## DIRECTIONS
Hunt for the word "объем" across the entries below, copying each line that holds it.

## MATERIAL PROVIDED
--

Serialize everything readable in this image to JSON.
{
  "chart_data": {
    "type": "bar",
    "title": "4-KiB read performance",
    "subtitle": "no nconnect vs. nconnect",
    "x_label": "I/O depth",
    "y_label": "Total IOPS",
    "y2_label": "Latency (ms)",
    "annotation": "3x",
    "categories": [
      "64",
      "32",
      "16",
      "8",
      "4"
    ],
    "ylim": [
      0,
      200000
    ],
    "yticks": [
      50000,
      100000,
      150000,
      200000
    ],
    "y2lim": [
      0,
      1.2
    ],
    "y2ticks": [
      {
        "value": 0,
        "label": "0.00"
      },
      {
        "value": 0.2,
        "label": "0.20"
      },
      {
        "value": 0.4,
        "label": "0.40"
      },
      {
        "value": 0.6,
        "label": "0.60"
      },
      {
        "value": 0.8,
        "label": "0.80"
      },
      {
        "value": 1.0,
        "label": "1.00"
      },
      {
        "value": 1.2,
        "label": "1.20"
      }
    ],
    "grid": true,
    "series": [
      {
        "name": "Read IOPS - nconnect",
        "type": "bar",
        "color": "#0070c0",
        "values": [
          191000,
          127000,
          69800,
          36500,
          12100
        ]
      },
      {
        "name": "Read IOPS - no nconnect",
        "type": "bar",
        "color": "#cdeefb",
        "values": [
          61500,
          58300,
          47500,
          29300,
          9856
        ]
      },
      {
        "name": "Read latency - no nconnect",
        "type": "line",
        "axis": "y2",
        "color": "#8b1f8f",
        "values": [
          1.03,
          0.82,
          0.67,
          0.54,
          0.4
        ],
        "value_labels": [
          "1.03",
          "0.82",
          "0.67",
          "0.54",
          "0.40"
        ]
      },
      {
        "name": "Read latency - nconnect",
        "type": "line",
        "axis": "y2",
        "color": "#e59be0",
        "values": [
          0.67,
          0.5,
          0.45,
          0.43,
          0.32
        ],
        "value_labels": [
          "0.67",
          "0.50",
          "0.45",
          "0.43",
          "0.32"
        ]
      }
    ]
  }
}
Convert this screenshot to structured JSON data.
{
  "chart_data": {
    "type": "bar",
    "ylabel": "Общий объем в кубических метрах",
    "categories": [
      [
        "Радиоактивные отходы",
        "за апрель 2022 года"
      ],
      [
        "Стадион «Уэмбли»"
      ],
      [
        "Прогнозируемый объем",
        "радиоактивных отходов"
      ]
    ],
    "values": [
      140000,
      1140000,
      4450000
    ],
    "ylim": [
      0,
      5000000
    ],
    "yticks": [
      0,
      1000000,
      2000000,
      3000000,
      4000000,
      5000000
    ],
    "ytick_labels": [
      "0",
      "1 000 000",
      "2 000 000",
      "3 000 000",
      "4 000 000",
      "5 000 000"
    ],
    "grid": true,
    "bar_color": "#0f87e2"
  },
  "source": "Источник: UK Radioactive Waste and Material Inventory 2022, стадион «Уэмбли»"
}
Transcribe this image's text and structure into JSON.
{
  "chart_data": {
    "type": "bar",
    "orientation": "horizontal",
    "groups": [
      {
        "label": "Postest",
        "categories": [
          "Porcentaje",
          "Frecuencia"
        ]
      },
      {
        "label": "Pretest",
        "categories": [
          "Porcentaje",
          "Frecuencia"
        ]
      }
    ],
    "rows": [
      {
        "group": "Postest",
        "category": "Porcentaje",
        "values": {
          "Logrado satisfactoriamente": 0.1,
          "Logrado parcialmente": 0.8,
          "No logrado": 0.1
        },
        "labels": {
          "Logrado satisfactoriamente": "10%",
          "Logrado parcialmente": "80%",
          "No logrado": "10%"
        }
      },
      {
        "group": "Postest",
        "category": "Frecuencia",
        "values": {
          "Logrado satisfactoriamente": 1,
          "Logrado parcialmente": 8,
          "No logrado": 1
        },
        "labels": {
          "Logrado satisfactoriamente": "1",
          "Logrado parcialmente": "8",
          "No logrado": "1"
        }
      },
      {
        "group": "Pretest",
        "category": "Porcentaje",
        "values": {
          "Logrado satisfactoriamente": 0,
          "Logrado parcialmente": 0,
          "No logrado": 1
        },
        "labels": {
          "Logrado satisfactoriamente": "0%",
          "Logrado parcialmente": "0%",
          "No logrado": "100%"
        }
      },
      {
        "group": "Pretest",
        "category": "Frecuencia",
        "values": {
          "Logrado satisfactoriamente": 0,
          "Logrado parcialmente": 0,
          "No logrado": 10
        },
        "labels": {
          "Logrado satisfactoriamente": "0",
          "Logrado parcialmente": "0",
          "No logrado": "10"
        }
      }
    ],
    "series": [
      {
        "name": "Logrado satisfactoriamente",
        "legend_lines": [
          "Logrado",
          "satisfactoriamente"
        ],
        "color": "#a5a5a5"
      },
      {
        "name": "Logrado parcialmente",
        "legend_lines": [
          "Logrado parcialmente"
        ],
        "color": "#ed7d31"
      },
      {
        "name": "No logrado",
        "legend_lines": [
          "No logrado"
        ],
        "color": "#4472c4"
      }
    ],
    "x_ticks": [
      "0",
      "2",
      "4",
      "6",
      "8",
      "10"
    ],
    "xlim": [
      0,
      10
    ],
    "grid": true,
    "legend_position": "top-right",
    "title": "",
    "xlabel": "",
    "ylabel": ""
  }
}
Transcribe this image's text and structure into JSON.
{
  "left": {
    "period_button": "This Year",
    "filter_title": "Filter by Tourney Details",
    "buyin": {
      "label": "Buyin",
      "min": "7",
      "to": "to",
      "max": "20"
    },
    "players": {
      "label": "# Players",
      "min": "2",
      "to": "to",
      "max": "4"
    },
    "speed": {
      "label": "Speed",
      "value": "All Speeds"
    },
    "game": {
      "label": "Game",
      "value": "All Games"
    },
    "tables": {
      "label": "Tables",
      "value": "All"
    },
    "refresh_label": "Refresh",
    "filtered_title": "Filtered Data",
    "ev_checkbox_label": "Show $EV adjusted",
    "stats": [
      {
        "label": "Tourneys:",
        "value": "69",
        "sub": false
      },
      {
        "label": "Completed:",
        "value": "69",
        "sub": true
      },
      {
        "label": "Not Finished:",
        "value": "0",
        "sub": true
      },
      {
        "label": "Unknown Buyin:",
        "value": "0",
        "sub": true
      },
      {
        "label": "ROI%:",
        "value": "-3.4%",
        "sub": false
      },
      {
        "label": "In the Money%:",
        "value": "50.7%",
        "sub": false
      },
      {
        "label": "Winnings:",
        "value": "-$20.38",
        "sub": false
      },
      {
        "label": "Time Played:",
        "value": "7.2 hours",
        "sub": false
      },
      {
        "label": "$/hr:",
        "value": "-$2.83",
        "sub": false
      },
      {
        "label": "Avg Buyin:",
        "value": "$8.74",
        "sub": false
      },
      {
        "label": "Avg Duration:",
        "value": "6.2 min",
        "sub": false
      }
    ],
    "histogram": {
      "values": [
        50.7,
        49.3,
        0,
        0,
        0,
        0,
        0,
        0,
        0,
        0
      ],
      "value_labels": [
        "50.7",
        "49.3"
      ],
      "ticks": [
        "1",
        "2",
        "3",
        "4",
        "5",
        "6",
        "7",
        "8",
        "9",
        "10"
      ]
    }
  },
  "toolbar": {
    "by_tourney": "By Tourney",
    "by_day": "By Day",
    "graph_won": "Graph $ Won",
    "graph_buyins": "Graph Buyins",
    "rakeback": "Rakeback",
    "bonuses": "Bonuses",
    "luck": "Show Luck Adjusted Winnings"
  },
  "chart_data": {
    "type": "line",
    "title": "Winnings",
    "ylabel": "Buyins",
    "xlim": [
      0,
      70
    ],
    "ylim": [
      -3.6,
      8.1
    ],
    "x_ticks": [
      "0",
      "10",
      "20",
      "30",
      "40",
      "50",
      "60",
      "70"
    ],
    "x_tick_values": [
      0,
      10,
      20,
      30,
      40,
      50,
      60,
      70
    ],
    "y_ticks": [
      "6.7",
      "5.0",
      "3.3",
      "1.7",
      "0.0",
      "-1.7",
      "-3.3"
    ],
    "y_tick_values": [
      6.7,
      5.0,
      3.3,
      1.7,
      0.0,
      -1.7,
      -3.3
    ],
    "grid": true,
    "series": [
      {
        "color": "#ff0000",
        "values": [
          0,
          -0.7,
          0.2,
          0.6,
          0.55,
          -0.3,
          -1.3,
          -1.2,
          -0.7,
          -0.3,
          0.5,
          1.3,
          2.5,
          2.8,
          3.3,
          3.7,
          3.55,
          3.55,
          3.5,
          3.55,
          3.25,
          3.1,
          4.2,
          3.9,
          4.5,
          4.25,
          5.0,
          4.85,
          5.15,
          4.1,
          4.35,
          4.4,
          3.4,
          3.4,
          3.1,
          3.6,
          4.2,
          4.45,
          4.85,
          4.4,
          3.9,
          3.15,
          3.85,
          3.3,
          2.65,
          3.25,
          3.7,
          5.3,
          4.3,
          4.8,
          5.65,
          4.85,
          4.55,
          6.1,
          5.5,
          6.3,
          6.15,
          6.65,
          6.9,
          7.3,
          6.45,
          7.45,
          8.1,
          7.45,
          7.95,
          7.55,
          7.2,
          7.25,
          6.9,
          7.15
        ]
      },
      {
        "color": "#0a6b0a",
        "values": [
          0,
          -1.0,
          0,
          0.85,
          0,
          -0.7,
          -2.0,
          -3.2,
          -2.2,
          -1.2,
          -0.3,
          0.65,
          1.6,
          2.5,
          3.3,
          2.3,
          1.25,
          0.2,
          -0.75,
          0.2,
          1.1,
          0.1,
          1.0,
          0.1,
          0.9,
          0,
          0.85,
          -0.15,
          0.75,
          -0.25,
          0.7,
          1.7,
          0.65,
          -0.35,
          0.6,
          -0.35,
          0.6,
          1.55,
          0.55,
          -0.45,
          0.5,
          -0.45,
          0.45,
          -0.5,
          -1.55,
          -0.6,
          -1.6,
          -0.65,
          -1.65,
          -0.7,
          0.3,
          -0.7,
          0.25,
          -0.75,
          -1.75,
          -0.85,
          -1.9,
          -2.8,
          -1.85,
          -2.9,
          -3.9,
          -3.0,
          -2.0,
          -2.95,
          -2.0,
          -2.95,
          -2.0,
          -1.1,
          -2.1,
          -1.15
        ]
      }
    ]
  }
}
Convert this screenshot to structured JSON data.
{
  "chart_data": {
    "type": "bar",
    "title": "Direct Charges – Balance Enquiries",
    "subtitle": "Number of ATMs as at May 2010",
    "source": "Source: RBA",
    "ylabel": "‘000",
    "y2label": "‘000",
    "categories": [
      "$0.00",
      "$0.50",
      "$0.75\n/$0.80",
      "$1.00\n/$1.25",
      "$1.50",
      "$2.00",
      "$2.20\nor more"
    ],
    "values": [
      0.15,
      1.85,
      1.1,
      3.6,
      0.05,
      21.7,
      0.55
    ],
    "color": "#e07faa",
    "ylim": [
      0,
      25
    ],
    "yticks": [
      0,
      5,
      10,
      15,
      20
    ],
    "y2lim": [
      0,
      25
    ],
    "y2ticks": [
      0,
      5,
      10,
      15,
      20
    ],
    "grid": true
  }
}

--

## FULL SOLUTION
    "ylabel": "Общий объем в кубических метрах",
        "Прогнозируемый объем",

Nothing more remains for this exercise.